- _Kutipan_

☆ ☆ ☆

Susah diatur atau diatur susah, demikian umumnya profil masyarakat kita. Diatur di sini dalam konteks ketertiban perilaku dan sosial. Paling mencolok lagi-lagi bisa dilihat di jalan-jalan perkotaan. Sepeda motor yang memenuhi jalan mengambil jalur lawan. Kaki lima yang selalu muncul di setiap ruas jalan yang ramai. Mencegat angkutan umum tidak pada tempatnya. Budaya antrian yang belum memasyarakat. Perilaku membuang sampah, kebersihan atau meludah sembarangan. Serta seabreg perilaku dan kebiasaan yang tidak tertib lainnya.
Yang terjadi adalah kesemrawutan dimana-mana. Kesemrawutan juga terjadi tidak hanya di dalam pasar misalnya, diluar pasar - pinggir jalanpun barang dagangan menumpuk dan mendesak jalur kendaraan. Akibatnya kendaraan terhambat, ditambah ngetemnya angkutan umum praktis kemacetan parah sering terjadi di lokasi pasar dan jalan sekitar. Hal ini juga diperparah dengan kondisi trotoar (tempat pejalan kaki) yang umumnya tidak tersedia/minim di berbagai kota berdampak pejalan kaki tidak aman dan jauh dari nyaman.
Bila ditarik kebelakang kenapa umumnya perilaku sosial masyarakat kita serba semrawut, ternyata banyak penyebabnya. Dimulai dari kesenjangan kesempatan kerja yang mengakibatkan banyak warga desa urbanisasi ke kota mencari kerja. Akibatnya kota bakal kewalahan dan overload menampung pendatang maupun warga aslinya. Konon Jakarta malam hari hanya berpenduduk delapan juta, namun siang hari menjadi lebih dari lima belas juta, wahhh bagaimana tidak membludag.
Tidak meratanya distribusi pembangunan fisik dan non fisik baik di pula jawa dan luar jawa, di kota dan di desa, juga menyumbang terkonsentrasinya penduduk di kota besar. Banyak terjadi di daerah selama puluhan tahun tidak bertambah sarana transportasi, infrastruktur dan sarana sosialnya. Pertambahan terutama terjadi di ibukota Negara, ibukota propinsi atau ibukota daerah saja sementara di kota atau daerah pendukung dibiarkan seadanya. Kebijakan pendatapan daerah ditarik ke pusat juga menyumbang ketimpangan kemajuan pembangunan daerah-pusat. Daerah yang memiliki sumber daya alam namun kota yang menikmati hasilnya.

☆ ☆ ☆

- _Daftar Tampilan_
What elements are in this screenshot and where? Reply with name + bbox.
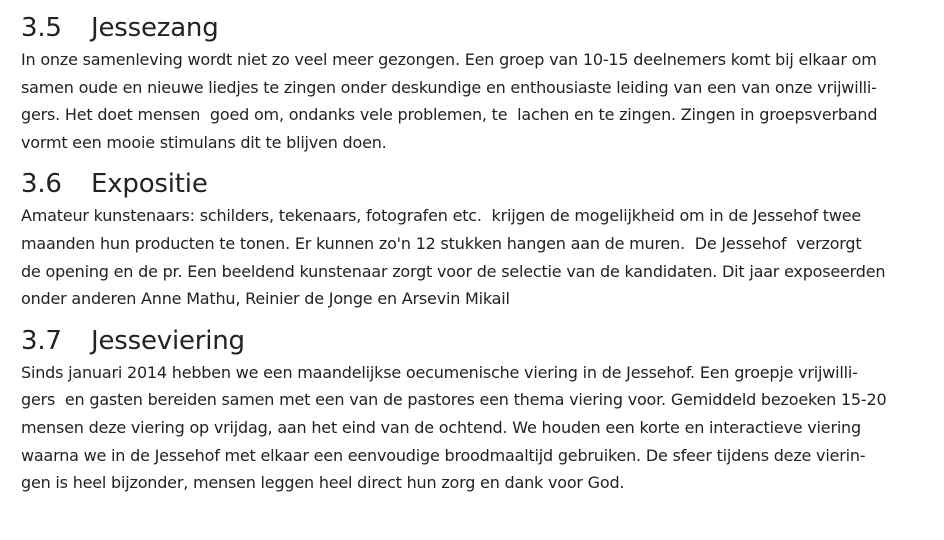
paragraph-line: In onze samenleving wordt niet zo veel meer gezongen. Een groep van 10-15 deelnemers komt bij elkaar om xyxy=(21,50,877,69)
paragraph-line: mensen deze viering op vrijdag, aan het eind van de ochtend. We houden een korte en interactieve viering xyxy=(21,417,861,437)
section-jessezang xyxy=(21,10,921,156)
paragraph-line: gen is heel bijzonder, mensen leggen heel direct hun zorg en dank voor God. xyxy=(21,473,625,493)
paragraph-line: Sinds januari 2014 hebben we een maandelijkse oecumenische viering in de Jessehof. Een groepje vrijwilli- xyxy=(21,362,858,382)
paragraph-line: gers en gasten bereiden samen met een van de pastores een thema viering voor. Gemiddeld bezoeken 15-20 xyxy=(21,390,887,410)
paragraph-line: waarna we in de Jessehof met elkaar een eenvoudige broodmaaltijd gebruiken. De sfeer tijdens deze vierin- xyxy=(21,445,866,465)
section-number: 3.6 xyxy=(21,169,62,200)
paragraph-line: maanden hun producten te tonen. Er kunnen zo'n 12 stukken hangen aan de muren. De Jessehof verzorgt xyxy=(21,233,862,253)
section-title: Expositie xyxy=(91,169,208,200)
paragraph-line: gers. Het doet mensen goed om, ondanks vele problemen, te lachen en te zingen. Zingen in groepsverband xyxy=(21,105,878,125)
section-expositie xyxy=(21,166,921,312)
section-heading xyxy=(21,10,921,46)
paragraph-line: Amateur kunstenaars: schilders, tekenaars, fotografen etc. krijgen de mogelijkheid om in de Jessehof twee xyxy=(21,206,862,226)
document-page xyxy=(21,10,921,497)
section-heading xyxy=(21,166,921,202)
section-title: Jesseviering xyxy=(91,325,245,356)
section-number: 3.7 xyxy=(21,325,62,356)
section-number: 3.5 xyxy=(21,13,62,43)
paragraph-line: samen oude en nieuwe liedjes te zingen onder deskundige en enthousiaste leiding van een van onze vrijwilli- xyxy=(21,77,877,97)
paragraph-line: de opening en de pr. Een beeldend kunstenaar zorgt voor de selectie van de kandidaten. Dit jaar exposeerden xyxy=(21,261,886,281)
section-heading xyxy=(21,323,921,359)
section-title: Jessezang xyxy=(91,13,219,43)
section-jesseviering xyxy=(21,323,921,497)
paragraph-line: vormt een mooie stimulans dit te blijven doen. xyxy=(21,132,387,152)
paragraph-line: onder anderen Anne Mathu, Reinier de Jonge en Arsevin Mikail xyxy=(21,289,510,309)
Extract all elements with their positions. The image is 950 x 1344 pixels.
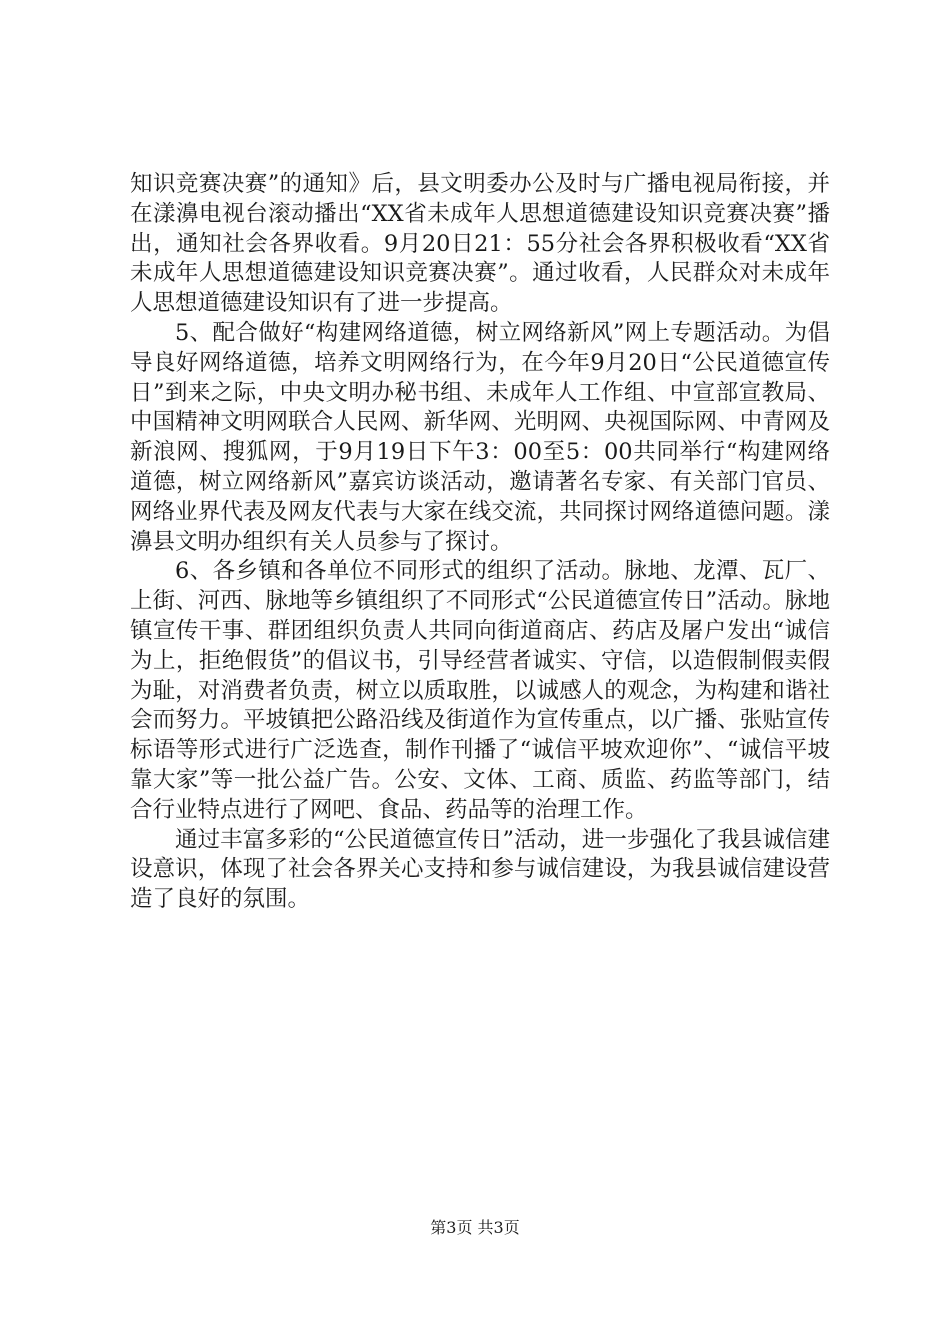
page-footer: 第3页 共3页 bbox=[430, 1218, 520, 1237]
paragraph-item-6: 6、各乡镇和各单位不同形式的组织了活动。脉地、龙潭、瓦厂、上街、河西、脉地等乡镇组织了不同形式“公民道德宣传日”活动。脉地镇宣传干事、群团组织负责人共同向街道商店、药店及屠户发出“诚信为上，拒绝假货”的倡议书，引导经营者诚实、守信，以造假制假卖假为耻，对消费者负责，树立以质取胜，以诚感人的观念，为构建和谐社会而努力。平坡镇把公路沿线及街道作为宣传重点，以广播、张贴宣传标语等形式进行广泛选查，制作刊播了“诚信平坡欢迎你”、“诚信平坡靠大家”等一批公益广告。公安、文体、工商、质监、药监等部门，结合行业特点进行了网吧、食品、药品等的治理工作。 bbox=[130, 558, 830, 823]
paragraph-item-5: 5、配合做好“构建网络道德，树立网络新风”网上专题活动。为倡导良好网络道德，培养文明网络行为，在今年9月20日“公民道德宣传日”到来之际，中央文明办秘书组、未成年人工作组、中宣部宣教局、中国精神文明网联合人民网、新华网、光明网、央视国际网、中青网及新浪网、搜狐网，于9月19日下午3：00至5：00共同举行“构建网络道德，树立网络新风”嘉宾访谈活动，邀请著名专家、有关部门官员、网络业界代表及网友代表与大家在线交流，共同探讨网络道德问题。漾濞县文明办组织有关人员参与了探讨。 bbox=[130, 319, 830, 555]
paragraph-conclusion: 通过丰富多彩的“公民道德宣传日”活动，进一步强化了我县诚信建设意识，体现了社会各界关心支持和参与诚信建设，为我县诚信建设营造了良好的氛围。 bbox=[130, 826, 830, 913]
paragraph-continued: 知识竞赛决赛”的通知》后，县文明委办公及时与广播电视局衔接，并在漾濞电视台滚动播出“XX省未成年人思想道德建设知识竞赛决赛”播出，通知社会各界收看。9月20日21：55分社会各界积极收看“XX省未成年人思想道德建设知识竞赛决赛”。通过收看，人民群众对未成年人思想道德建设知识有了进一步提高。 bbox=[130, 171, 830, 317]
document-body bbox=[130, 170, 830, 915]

☆ ☆ ☆

- _Latihan_
Tampilkan tanpa perubahan bagian kutipan tentang ketidaktertiban masyarakat, mulai dari "Susah diatur atau" sampai dengan "tidak tertib lainnya.". Daftar di atas tidak diperlukan.

- _Hasil Latihan_
Susah diatur atau diatur susah, demikian umumnya profil masyarakat kita. Diatur di sini dalam konteks ketertiban perilaku dan sosial. Paling mencolok lagi-lagi bisa dilihat di jalan-jalan perkotaan. Sepeda motor yang memenuhi jalan mengambil jalur lawan. Kaki lima yang selalu muncul di setiap ruas jalan yang ramai. Mencegat angkutan umum tidak pada tempatnya. Budaya antrian yang belum memasyarakat. Perilaku membuang sampah, kebersihan atau meludah sembarangan. Serta seabreg perilaku dan kebiasaan yang tidak tertib lainnya.